• _Challenge_:
Show each line from the listing that includes the word "content".
━━━━━━━━━━
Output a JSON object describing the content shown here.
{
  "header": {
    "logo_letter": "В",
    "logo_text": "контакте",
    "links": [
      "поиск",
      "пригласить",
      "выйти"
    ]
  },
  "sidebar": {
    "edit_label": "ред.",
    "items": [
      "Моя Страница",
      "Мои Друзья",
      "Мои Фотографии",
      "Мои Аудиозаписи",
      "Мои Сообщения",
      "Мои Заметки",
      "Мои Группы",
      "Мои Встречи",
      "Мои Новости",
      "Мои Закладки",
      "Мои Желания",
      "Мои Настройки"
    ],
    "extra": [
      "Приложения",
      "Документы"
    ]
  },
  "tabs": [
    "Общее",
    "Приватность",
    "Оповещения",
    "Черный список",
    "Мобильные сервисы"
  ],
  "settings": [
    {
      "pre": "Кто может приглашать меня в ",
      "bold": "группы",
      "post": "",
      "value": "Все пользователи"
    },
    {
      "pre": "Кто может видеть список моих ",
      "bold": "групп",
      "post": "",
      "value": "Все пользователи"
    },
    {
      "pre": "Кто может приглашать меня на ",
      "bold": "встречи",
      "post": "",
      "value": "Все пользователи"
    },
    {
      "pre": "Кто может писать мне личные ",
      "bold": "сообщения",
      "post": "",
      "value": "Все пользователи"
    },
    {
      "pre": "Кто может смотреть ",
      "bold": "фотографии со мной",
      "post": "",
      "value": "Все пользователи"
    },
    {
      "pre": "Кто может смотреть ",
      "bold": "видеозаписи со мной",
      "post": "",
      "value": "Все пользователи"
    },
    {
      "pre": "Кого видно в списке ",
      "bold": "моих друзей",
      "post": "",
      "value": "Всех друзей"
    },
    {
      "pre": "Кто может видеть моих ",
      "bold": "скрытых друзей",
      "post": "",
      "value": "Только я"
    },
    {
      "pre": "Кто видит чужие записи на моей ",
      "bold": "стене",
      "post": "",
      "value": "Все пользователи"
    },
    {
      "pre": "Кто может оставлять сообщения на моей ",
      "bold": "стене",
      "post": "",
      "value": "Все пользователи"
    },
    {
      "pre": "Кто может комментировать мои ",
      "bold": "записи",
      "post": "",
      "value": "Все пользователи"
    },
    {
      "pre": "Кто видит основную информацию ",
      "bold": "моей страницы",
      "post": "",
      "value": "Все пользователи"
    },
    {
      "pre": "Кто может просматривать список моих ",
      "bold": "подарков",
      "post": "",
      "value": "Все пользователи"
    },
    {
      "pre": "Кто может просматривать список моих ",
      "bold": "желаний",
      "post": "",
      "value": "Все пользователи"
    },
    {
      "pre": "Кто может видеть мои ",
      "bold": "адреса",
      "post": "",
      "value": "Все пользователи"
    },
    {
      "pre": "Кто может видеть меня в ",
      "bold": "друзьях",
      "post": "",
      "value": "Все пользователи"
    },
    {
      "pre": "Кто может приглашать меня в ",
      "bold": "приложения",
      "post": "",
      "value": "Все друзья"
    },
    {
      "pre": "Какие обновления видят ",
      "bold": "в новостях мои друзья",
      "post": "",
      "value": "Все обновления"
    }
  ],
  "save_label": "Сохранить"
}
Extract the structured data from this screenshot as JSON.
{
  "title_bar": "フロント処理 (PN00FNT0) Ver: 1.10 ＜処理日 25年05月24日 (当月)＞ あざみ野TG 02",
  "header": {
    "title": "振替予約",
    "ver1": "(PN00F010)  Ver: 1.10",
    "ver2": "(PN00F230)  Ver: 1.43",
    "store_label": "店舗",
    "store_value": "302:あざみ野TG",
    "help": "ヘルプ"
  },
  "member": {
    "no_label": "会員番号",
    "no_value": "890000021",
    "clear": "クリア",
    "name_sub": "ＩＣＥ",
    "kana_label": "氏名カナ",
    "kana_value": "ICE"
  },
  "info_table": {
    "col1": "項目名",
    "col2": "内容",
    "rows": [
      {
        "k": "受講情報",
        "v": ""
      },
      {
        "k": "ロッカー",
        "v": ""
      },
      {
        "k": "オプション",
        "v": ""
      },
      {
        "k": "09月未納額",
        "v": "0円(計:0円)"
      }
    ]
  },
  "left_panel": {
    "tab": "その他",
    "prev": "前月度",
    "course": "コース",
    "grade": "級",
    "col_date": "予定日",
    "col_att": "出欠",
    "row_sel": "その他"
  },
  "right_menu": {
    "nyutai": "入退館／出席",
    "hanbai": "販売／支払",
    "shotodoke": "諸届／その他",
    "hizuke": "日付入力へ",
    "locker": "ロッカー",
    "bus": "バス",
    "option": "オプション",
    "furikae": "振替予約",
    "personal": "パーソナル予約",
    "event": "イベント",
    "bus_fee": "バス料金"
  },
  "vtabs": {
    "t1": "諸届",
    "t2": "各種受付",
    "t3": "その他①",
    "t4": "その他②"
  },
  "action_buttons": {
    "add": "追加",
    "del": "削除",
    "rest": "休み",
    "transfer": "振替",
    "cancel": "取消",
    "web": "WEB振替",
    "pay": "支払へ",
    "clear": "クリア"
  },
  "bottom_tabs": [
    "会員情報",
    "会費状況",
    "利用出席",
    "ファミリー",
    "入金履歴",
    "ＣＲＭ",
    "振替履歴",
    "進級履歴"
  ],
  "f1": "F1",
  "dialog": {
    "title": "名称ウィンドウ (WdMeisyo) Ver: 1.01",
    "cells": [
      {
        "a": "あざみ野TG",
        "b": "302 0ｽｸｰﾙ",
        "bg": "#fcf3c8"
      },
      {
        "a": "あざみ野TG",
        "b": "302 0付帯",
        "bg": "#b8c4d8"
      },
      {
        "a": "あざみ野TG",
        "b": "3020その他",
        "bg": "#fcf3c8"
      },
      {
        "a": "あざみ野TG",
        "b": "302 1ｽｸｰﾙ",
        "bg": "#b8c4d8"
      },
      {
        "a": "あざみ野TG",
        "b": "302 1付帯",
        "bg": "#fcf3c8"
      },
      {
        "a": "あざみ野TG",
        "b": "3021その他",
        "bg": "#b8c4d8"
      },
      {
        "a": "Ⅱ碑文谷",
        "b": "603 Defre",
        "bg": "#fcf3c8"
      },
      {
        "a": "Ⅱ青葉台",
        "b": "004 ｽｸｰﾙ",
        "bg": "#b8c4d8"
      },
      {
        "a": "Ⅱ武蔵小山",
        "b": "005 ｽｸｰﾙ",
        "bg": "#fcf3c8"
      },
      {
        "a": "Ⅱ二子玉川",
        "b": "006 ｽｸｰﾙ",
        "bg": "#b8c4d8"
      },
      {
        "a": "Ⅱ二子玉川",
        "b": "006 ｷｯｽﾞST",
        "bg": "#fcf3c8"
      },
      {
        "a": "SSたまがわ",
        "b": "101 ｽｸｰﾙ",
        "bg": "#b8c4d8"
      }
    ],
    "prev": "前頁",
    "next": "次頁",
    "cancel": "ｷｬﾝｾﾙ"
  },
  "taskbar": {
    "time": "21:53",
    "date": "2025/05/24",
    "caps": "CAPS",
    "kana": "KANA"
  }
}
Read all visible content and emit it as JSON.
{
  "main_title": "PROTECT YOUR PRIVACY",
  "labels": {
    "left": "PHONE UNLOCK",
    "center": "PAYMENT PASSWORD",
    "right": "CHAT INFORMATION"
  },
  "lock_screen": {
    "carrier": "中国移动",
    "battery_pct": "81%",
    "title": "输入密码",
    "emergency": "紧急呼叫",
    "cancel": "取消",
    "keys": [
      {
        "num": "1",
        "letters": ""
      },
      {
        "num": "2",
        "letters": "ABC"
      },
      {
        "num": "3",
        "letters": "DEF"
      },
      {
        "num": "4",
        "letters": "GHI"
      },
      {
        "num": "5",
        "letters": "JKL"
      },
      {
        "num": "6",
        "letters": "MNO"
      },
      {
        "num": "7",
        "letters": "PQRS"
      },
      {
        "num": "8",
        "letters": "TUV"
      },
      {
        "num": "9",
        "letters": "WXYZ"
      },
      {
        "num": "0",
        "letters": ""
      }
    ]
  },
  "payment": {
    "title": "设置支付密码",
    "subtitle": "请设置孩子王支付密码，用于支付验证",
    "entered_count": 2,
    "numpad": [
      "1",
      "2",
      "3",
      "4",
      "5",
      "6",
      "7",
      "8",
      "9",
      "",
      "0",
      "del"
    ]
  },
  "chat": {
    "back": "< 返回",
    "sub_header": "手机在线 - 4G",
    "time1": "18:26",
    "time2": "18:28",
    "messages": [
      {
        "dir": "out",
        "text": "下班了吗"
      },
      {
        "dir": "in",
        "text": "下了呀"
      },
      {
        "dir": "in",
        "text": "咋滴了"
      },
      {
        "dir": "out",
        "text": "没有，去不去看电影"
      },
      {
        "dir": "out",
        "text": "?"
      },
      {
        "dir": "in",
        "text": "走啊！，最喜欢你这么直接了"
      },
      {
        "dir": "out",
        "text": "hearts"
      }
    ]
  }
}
━━━━━━━━━━
• _Solution_:
Output a JSON object describing the content shown here.
Read all visible content and emit it as JSON.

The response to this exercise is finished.